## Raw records
++++++++++++++++++++
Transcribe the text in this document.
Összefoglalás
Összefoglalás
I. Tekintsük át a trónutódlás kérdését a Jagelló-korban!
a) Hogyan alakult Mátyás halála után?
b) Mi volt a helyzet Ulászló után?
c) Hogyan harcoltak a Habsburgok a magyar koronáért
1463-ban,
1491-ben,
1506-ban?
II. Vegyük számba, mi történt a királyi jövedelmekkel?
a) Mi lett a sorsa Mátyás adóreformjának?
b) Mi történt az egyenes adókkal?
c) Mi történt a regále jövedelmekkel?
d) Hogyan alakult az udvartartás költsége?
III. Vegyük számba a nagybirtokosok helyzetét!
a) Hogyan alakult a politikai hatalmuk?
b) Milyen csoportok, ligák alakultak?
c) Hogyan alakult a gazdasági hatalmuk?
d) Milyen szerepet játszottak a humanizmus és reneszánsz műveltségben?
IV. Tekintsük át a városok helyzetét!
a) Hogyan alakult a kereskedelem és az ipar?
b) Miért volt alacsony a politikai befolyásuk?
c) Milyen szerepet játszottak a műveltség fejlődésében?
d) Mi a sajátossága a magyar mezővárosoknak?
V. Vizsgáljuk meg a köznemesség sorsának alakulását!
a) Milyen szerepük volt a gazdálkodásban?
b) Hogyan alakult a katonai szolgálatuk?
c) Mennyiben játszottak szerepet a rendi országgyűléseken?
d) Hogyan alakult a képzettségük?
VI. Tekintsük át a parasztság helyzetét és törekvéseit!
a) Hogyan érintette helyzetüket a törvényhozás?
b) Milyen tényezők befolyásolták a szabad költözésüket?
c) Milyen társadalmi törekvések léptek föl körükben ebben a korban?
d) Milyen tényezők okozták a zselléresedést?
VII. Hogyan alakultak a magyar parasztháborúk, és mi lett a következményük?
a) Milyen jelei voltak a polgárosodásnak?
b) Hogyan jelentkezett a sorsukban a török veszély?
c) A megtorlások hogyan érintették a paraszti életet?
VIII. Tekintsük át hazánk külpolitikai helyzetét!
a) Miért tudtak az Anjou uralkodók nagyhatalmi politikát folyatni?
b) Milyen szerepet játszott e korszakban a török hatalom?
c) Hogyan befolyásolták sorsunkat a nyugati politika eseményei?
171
++++++++++++++++++++
Report only how many lines in the records contain the word "befolyásolták".

## RESULT
2